§ **WRITTEN TASK**:
Using the records that follow, copy every line containing the word "Buildings".

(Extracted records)
+ + + +
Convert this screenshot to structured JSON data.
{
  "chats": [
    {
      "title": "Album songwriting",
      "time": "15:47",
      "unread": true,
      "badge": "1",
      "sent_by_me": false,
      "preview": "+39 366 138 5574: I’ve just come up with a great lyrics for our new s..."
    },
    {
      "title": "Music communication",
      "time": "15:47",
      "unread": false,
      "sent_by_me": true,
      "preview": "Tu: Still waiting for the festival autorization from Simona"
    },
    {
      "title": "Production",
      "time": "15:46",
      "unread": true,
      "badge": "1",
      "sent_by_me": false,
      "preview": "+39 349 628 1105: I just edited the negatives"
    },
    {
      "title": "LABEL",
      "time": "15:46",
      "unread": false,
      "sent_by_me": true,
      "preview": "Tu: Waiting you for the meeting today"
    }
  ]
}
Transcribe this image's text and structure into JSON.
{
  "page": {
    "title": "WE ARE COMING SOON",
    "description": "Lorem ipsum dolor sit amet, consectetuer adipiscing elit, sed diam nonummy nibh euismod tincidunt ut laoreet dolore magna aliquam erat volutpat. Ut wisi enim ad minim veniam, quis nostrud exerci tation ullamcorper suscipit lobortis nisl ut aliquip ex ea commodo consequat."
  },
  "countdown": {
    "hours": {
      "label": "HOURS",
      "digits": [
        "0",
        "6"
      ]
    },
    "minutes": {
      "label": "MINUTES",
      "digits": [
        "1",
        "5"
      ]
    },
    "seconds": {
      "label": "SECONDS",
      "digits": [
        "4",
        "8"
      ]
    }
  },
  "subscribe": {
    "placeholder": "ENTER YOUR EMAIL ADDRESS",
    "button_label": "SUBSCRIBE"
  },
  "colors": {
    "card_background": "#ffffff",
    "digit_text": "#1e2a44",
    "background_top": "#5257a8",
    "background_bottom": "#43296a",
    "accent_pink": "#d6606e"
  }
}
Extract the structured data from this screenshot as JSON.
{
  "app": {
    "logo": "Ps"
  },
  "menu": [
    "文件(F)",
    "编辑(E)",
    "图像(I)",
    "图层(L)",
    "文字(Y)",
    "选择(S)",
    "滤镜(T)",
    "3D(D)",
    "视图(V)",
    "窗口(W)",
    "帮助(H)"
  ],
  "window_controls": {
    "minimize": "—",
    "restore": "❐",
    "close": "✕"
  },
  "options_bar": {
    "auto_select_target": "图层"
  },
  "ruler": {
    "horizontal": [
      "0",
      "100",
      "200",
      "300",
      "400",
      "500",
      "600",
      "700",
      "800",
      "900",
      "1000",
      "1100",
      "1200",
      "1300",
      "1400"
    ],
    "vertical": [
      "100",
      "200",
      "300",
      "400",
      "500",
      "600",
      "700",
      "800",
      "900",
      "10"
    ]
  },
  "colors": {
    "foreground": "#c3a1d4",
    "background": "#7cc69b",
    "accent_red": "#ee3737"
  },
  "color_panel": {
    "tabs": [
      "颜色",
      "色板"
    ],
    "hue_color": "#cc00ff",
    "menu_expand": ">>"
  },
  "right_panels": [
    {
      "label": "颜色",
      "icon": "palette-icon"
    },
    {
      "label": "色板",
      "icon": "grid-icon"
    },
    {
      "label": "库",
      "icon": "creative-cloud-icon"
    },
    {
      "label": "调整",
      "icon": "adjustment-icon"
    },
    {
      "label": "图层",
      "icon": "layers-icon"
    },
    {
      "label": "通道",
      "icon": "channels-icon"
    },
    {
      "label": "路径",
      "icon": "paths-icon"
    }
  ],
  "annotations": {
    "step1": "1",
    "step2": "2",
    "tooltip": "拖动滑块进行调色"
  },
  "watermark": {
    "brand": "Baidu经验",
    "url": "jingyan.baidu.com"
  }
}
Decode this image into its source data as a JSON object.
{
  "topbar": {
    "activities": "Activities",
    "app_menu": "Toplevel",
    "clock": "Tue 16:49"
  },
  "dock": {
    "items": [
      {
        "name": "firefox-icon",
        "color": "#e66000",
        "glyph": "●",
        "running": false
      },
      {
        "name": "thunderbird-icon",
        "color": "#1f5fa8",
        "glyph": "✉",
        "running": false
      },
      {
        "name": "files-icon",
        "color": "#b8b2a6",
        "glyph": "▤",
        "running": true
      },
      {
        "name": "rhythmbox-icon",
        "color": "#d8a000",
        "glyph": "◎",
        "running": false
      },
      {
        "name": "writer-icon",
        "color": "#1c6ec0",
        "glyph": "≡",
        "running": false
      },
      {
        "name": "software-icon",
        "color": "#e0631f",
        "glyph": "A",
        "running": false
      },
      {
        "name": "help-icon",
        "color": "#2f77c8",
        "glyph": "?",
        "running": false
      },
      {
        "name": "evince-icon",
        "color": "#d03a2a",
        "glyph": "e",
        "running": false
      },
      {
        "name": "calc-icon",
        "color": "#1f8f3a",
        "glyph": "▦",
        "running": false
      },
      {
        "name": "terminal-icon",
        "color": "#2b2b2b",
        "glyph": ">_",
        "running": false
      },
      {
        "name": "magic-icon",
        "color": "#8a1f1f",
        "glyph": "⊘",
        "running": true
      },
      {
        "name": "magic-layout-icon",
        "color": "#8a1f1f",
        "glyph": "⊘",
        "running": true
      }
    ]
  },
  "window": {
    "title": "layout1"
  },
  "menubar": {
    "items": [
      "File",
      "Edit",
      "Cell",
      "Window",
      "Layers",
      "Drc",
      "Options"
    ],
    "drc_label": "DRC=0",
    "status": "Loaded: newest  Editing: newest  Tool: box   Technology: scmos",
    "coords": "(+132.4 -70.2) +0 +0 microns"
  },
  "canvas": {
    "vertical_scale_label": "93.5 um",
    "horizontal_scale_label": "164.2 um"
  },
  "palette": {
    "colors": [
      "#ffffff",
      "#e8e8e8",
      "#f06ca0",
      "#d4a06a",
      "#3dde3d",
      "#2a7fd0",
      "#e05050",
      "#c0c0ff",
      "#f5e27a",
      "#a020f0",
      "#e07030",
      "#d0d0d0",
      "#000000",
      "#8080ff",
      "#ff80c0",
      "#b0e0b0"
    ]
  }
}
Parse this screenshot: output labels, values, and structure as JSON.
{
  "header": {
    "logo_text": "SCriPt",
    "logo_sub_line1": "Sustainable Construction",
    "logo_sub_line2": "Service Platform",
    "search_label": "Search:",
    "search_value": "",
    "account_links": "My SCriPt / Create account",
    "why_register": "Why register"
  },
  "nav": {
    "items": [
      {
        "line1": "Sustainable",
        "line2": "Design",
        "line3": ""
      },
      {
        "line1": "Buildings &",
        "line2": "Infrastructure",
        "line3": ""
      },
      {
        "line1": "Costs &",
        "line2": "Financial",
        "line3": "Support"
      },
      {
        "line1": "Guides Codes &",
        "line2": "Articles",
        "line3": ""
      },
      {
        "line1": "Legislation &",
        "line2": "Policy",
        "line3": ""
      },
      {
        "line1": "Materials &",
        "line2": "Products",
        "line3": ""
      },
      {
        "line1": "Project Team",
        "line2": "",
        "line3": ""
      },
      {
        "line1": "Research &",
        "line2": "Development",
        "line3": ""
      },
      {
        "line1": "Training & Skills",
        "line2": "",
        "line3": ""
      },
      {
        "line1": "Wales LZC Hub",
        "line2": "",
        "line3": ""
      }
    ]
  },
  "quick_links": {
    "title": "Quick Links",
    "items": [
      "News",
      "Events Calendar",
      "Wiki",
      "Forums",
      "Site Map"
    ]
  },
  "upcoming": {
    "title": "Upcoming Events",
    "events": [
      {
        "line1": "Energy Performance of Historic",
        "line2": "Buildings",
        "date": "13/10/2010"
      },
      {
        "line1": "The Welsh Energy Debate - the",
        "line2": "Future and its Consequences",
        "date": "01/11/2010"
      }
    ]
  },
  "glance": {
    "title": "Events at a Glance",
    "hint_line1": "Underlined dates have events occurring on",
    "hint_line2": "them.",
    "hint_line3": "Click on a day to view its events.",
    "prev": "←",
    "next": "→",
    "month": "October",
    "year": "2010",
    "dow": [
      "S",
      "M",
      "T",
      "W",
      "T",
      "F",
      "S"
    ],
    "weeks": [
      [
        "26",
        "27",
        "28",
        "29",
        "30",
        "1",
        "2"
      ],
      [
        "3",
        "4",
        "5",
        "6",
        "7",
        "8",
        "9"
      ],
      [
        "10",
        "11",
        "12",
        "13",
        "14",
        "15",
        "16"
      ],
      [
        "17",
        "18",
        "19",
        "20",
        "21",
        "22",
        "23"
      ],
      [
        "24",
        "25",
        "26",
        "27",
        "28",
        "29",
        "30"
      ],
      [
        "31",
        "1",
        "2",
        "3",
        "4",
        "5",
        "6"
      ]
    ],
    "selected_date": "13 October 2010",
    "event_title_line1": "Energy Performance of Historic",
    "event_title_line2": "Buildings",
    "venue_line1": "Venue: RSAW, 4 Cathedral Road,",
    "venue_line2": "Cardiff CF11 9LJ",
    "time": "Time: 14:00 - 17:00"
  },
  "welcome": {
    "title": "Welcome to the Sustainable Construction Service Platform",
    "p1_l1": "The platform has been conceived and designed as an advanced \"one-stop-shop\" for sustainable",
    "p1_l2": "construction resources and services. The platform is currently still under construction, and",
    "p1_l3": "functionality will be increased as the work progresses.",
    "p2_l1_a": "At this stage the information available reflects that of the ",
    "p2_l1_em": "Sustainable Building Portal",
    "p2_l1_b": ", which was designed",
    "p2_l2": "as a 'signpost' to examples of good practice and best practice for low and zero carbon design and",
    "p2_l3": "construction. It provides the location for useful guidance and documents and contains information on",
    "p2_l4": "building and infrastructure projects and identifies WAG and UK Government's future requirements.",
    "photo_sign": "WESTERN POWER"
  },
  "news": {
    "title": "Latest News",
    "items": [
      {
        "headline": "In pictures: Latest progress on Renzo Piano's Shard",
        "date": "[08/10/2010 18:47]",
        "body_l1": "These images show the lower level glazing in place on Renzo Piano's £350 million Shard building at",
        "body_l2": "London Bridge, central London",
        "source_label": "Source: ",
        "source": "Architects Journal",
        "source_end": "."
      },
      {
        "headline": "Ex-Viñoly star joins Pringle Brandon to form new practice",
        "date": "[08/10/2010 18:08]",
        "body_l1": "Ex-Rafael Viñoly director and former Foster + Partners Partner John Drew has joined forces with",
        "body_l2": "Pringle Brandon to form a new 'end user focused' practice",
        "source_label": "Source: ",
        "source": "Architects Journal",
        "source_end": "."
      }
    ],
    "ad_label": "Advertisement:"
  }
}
+ + + +
§ **THE RESULT**:
        "line1": "Buildings &",
        "line2": "Buildings",
    "event_title_line2": "Buildings",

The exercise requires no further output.